» DIRECTIONS FOR THIS TASK: Copy out the listing word for word, from its first line down to and including the line that contains "day-toggle-tue[interactable]: Tue [1546,572,1594,620]".

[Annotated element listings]
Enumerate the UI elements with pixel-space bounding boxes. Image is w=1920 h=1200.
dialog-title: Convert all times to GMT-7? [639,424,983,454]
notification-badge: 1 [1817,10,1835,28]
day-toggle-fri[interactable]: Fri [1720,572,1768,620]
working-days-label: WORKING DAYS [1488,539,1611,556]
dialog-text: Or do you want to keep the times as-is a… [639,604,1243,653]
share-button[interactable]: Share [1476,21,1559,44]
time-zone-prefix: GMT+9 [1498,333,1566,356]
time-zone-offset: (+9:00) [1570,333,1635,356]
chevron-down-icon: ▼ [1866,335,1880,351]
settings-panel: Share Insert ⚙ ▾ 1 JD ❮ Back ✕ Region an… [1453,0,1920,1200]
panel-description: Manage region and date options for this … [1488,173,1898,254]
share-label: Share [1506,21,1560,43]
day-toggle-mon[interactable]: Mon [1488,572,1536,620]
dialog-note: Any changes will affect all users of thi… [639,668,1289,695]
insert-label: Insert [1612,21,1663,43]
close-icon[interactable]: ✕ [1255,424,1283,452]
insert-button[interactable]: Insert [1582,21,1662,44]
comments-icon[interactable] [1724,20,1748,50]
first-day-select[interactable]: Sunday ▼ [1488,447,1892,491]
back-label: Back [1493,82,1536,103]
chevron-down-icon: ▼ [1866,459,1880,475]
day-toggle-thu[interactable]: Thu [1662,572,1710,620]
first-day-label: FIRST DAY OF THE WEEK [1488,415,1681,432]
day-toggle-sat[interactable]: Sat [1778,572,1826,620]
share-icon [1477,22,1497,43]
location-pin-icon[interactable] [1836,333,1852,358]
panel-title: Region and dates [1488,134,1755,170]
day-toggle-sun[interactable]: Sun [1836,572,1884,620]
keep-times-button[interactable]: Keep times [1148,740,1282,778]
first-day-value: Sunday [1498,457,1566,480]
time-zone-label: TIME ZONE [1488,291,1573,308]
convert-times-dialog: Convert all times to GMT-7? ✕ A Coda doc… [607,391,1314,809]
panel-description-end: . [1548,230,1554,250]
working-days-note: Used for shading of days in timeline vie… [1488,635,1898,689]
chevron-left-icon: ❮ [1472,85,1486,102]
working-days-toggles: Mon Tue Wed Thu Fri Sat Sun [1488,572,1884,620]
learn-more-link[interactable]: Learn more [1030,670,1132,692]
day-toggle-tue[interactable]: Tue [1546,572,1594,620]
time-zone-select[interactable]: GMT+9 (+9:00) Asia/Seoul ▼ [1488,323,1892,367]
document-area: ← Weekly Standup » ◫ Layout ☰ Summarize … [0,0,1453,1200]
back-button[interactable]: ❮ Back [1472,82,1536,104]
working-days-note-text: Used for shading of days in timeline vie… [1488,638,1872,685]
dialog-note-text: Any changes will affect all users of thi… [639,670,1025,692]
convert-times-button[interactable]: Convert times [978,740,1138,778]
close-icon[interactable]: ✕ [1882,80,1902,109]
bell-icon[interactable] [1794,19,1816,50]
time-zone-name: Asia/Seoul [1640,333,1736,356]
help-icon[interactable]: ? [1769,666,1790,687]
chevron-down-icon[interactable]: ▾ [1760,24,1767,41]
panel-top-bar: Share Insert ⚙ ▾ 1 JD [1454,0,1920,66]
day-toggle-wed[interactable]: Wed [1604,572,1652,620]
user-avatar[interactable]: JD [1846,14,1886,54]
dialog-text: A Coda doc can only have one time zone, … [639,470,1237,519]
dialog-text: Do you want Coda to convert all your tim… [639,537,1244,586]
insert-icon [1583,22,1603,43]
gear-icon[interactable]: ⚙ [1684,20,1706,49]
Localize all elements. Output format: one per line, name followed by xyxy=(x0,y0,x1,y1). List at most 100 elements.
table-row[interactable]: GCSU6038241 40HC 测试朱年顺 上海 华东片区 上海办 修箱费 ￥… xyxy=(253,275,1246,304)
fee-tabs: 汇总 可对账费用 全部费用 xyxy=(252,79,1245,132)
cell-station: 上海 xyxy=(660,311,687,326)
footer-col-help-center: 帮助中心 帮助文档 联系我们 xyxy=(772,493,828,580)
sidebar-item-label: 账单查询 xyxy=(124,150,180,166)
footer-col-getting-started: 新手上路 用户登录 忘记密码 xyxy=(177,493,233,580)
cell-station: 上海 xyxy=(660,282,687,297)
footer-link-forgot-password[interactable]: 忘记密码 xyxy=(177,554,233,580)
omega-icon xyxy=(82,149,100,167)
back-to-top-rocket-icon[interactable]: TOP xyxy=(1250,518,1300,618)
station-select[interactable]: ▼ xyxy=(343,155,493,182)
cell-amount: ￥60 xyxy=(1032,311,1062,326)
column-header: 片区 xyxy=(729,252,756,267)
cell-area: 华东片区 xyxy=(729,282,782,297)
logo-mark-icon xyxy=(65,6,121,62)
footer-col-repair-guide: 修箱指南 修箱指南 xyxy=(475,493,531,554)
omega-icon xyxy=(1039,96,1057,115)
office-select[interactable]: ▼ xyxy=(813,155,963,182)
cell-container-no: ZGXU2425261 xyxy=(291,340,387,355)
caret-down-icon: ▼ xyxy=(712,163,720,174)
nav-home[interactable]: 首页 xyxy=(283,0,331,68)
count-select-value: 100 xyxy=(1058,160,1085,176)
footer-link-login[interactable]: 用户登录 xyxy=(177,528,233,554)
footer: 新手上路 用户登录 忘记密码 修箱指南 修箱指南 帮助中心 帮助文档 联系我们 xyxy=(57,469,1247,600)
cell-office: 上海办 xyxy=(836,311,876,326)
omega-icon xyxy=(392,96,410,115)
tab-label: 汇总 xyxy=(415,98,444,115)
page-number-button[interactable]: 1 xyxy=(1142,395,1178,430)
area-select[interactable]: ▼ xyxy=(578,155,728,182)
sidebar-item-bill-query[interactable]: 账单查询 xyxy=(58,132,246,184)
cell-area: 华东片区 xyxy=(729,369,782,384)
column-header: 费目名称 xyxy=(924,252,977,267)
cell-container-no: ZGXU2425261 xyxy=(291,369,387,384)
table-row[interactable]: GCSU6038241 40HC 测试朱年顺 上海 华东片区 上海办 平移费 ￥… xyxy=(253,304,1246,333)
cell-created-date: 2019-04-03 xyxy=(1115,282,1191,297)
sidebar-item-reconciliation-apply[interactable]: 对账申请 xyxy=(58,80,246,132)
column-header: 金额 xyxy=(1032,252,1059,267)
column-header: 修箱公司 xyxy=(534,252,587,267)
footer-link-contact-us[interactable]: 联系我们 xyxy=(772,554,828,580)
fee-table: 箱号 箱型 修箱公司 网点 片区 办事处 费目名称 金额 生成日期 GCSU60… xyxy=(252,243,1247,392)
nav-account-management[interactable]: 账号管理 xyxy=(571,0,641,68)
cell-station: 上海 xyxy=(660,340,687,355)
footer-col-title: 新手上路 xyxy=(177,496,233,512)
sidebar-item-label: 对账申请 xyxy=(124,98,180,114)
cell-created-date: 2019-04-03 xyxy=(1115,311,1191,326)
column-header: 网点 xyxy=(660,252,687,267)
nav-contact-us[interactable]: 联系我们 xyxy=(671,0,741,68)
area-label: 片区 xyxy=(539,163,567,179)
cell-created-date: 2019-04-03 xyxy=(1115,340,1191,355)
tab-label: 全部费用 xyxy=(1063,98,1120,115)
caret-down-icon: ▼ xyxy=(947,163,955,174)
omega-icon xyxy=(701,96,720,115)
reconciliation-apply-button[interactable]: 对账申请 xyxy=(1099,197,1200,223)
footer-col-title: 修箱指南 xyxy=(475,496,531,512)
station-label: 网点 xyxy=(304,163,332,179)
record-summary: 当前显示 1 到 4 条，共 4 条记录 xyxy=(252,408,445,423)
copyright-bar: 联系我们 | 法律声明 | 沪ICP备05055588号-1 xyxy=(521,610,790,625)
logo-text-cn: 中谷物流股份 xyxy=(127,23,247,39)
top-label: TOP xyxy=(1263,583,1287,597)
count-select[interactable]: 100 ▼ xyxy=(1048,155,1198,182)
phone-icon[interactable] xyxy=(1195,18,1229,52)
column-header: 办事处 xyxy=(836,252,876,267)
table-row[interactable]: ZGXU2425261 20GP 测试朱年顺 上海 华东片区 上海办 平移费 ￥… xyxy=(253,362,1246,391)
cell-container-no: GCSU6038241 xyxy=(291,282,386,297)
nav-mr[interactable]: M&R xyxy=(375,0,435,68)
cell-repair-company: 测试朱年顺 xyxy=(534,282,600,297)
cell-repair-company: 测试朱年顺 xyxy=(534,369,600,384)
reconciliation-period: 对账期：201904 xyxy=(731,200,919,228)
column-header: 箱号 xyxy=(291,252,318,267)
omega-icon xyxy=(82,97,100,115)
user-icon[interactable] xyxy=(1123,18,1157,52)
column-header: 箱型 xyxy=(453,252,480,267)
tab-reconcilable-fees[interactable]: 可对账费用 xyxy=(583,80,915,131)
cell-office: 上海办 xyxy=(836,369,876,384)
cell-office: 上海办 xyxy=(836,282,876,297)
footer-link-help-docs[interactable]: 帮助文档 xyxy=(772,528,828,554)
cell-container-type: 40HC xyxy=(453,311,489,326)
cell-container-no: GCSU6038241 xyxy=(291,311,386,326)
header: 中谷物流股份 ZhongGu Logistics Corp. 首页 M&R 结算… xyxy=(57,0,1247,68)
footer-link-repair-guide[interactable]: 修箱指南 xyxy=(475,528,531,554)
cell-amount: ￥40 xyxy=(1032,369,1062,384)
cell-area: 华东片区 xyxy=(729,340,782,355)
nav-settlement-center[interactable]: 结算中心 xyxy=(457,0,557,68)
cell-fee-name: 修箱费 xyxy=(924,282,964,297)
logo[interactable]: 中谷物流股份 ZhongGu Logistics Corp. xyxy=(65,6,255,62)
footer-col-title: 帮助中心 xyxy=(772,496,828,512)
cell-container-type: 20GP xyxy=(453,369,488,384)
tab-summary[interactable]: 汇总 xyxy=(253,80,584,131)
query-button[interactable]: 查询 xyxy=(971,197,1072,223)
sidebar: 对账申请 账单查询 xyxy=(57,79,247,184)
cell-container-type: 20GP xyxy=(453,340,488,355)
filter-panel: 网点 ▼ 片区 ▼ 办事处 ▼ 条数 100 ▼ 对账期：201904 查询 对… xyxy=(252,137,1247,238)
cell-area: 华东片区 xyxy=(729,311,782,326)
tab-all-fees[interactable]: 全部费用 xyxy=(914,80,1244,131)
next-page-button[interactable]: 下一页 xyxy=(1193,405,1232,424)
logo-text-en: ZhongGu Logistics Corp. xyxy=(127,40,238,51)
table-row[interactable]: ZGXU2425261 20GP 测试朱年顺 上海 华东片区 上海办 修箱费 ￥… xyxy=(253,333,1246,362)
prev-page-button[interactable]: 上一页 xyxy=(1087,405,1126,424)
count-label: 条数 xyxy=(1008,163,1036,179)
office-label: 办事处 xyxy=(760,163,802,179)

» EXERCISE RESPONSE:
Enumerate the UI elements with pixel-space bounding boxes. Image is w=1920 h=1200.
dialog-title: Convert all times to GMT-7? [639,424,983,454]
notification-badge: 1 [1817,10,1835,28]
day-toggle-fri[interactable]: Fri [1720,572,1768,620]
working-days-label: WORKING DAYS [1488,539,1611,556]
dialog-text: Or do you want to keep the times as-is a… [639,604,1243,653]
share-button[interactable]: Share [1476,21,1559,44]
time-zone-prefix: GMT+9 [1498,333,1566,356]
time-zone-offset: (+9:00) [1570,333,1635,356]
chevron-down-icon: ▼ [1866,335,1880,351]
settings-panel: Share Insert ⚙ ▾ 1 JD ❮ Back ✕ Region an… [1453,0,1920,1200]
panel-description: Manage region and date options for this … [1488,173,1898,254]
share-label: Share [1506,21,1560,43]
day-toggle-mon[interactable]: Mon [1488,572,1536,620]
dialog-note: Any changes will affect all users of thi… [639,668,1289,695]
insert-label: Insert [1612,21,1663,43]
close-icon[interactable]: ✕ [1255,424,1283,452]
insert-button[interactable]: Insert [1582,21,1662,44]
comments-icon[interactable] [1724,20,1748,50]
first-day-select[interactable]: Sunday ▼ [1488,447,1892,491]
back-label: Back [1493,82,1536,103]
chevron-down-icon: ▼ [1866,459,1880,475]
day-toggle-thu[interactable]: Thu [1662,572,1710,620]
first-day-label: FIRST DAY OF THE WEEK [1488,415,1681,432]
day-toggle-sat[interactable]: Sat [1778,572,1826,620]
share-icon [1477,22,1497,43]
location-pin-icon[interactable] [1836,333,1852,358]
panel-title: Region and dates [1488,134,1755,170]
day-toggle-sun[interactable]: Sun [1836,572,1884,620]
keep-times-button[interactable]: Keep times [1148,740,1282,778]
first-day-value: Sunday [1498,457,1566,480]
time-zone-label: TIME ZONE [1488,291,1573,308]
convert-times-dialog: Convert all times to GMT-7? ✕ A Coda doc… [607,391,1314,809]
panel-description-end: . [1548,230,1554,250]
working-days-note: Used for shading of days in timeline vie… [1488,635,1898,689]
chevron-left-icon: ❮ [1472,85,1486,102]
working-days-toggles: Mon Tue Wed Thu Fri Sat Sun [1488,572,1884,620]
learn-more-link[interactable]: Learn more [1030,670,1132,692]
day-toggle-tue[interactable]: Tue [1546,572,1594,620]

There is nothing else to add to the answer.